# Data supplied
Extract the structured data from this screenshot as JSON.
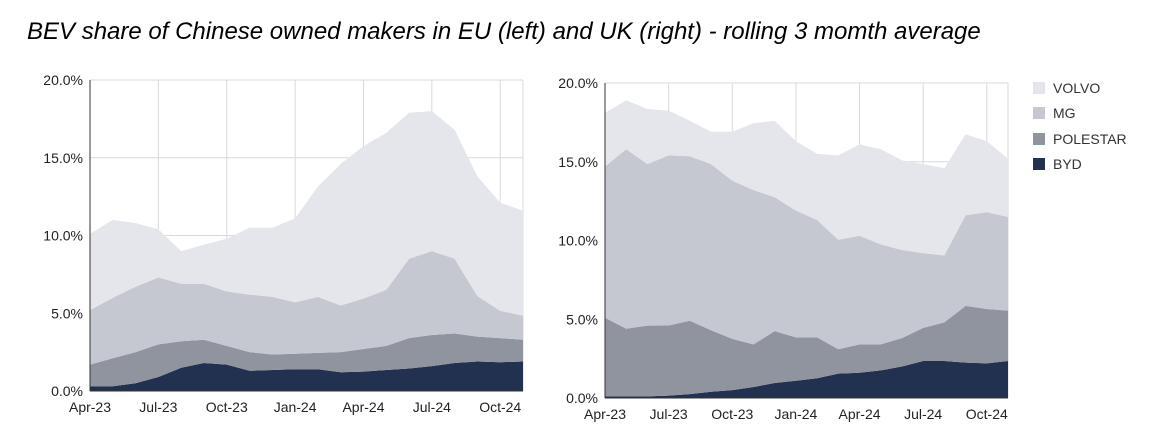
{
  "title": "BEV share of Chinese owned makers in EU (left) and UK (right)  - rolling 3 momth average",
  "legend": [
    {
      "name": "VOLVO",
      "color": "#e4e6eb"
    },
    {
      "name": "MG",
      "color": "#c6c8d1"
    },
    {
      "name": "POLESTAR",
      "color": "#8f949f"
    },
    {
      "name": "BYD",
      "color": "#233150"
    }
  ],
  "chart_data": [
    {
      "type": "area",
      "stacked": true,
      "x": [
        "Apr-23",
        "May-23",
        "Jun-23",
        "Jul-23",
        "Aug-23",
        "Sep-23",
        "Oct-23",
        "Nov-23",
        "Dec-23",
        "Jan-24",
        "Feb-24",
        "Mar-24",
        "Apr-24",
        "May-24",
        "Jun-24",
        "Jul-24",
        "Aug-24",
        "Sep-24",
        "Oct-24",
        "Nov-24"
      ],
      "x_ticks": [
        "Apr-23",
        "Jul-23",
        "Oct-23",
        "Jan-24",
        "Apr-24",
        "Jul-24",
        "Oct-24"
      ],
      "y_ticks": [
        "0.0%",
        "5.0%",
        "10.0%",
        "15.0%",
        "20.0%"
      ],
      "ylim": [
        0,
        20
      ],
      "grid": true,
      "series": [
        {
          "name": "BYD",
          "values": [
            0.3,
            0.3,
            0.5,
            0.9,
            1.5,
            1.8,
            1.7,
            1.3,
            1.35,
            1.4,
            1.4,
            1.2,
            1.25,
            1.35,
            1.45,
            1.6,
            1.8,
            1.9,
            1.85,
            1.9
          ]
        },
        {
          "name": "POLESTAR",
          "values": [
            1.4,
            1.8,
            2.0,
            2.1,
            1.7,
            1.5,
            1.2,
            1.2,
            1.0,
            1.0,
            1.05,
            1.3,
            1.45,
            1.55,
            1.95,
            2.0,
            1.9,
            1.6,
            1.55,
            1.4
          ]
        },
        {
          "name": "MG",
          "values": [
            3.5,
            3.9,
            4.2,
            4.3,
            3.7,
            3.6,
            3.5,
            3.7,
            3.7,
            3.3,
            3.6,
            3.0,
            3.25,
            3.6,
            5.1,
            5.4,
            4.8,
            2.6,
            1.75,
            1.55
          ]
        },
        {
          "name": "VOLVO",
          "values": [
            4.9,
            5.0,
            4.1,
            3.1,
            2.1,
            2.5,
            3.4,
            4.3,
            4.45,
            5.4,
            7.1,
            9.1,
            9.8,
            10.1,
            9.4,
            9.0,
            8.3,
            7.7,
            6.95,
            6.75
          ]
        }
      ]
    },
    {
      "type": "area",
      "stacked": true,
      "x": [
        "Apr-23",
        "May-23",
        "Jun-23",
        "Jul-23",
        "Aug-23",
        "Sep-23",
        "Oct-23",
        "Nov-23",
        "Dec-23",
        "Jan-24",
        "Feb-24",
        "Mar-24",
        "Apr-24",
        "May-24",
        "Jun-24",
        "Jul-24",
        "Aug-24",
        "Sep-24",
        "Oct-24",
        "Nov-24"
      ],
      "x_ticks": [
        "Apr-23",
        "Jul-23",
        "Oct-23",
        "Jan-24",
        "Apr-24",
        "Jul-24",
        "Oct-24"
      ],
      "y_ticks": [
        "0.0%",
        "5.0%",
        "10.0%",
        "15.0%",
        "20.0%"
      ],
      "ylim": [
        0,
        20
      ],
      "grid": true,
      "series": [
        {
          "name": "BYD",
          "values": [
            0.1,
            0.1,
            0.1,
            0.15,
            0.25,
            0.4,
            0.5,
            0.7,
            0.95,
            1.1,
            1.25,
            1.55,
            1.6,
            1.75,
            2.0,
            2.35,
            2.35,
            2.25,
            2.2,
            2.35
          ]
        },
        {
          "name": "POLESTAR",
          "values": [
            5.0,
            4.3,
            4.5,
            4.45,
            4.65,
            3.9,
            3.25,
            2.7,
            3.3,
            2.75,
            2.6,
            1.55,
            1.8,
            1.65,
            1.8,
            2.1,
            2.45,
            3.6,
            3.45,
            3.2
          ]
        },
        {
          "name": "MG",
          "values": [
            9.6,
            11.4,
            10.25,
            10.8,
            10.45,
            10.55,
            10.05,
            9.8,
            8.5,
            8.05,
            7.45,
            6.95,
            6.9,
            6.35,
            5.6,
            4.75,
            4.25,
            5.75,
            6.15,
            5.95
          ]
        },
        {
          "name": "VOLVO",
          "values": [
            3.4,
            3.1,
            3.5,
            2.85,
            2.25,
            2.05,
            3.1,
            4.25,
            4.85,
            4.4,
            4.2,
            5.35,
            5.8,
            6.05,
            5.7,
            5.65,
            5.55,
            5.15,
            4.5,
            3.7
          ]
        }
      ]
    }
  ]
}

# Written problem
Write out the entries above word for word. Do not include the pictures.

# Full output
Extract the structured data from this screenshot as JSON.
{
  "title": "BEV share of Chinese owned makers in EU (left) and UK (right)  - rolling 3 momth average",
  "legend": [
    {
      "name": "VOLVO",
      "color": "#e4e6eb"
    },
    {
      "name": "MG",
      "color": "#c6c8d1"
    },
    {
      "name": "POLESTAR",
      "color": "#8f949f"
    },
    {
      "name": "BYD",
      "color": "#233150"
    }
  ],
  "chart_data": [
    {
      "type": "area",
      "stacked": true,
      "x": [
        "Apr-23",
        "May-23",
        "Jun-23",
        "Jul-23",
        "Aug-23",
        "Sep-23",
        "Oct-23",
        "Nov-23",
        "Dec-23",
        "Jan-24",
        "Feb-24",
        "Mar-24",
        "Apr-24",
        "May-24",
        "Jun-24",
        "Jul-24",
        "Aug-24",
        "Sep-24",
        "Oct-24",
        "Nov-24"
      ],
      "x_ticks": [
        "Apr-23",
        "Jul-23",
        "Oct-23",
        "Jan-24",
        "Apr-24",
        "Jul-24",
        "Oct-24"
      ],
      "y_ticks": [
        "0.0%",
        "5.0%",
        "10.0%",
        "15.0%",
        "20.0%"
      ],
      "ylim": [
        0,
        20
      ],
      "grid": true,
      "series": [
        {
          "name": "BYD",
          "values": [
            0.3,
            0.3,
            0.5,
            0.9,
            1.5,
            1.8,
            1.7,
            1.3,
            1.35,
            1.4,
            1.4,
            1.2,
            1.25,
            1.35,
            1.45,
            1.6,
            1.8,
            1.9,
            1.85,
            1.9
          ]
        },
        {
          "name": "POLESTAR",
          "values": [
            1.4,
            1.8,
            2.0,
            2.1,
            1.7,
            1.5,
            1.2,
            1.2,
            1.0,
            1.0,
            1.05,
            1.3,
            1.45,
            1.55,
            1.95,
            2.0,
            1.9,
            1.6,
            1.55,
            1.4
          ]
        },
        {
          "name": "MG",
          "values": [
            3.5,
            3.9,
            4.2,
            4.3,
            3.7,
            3.6,
            3.5,
            3.7,
            3.7,
            3.3,
            3.6,
            3.0,
            3.25,
            3.6,
            5.1,
            5.4,
            4.8,
            2.6,
            1.75,
            1.55
          ]
        },
        {
          "name": "VOLVO",
          "values": [
            4.9,
            5.0,
            4.1,
            3.1,
            2.1,
            2.5,
            3.4,
            4.3,
            4.45,
            5.4,
            7.1,
            9.1,
            9.8,
            10.1,
            9.4,
            9.0,
            8.3,
            7.7,
            6.95,
            6.75
          ]
        }
      ]
    },
    {
      "type": "area",
      "stacked": true,
      "x": [
        "Apr-23",
        "May-23",
        "Jun-23",
        "Jul-23",
        "Aug-23",
        "Sep-23",
        "Oct-23",
        "Nov-23",
        "Dec-23",
        "Jan-24",
        "Feb-24",
        "Mar-24",
        "Apr-24",
        "May-24",
        "Jun-24",
        "Jul-24",
        "Aug-24",
        "Sep-24",
        "Oct-24",
        "Nov-24"
      ],
      "x_ticks": [
        "Apr-23",
        "Jul-23",
        "Oct-23",
        "Jan-24",
        "Apr-24",
        "Jul-24",
        "Oct-24"
      ],
      "y_ticks": [
        "0.0%",
        "5.0%",
        "10.0%",
        "15.0%",
        "20.0%"
      ],
      "ylim": [
        0,
        20
      ],
      "grid": true,
      "series": [
        {
          "name": "BYD",
          "values": [
            0.1,
            0.1,
            0.1,
            0.15,
            0.25,
            0.4,
            0.5,
            0.7,
            0.95,
            1.1,
            1.25,
            1.55,
            1.6,
            1.75,
            2.0,
            2.35,
            2.35,
            2.25,
            2.2,
            2.35
          ]
        },
        {
          "name": "POLESTAR",
          "values": [
            5.0,
            4.3,
            4.5,
            4.45,
            4.65,
            3.9,
            3.25,
            2.7,
            3.3,
            2.75,
            2.6,
            1.55,
            1.8,
            1.65,
            1.8,
            2.1,
            2.45,
            3.6,
            3.45,
            3.2
          ]
        },
        {
          "name": "MG",
          "values": [
            9.6,
            11.4,
            10.25,
            10.8,
            10.45,
            10.55,
            10.05,
            9.8,
            8.5,
            8.05,
            7.45,
            6.95,
            6.9,
            6.35,
            5.6,
            4.75,
            4.25,
            5.75,
            6.15,
            5.95
          ]
        },
        {
          "name": "VOLVO",
          "values": [
            3.4,
            3.1,
            3.5,
            2.85,
            2.25,
            2.05,
            3.1,
            4.25,
            4.85,
            4.4,
            4.2,
            5.35,
            5.8,
            6.05,
            5.7,
            5.65,
            5.55,
            5.15,
            4.5,
            3.7
          ]
        }
      ]
    }
  ]
}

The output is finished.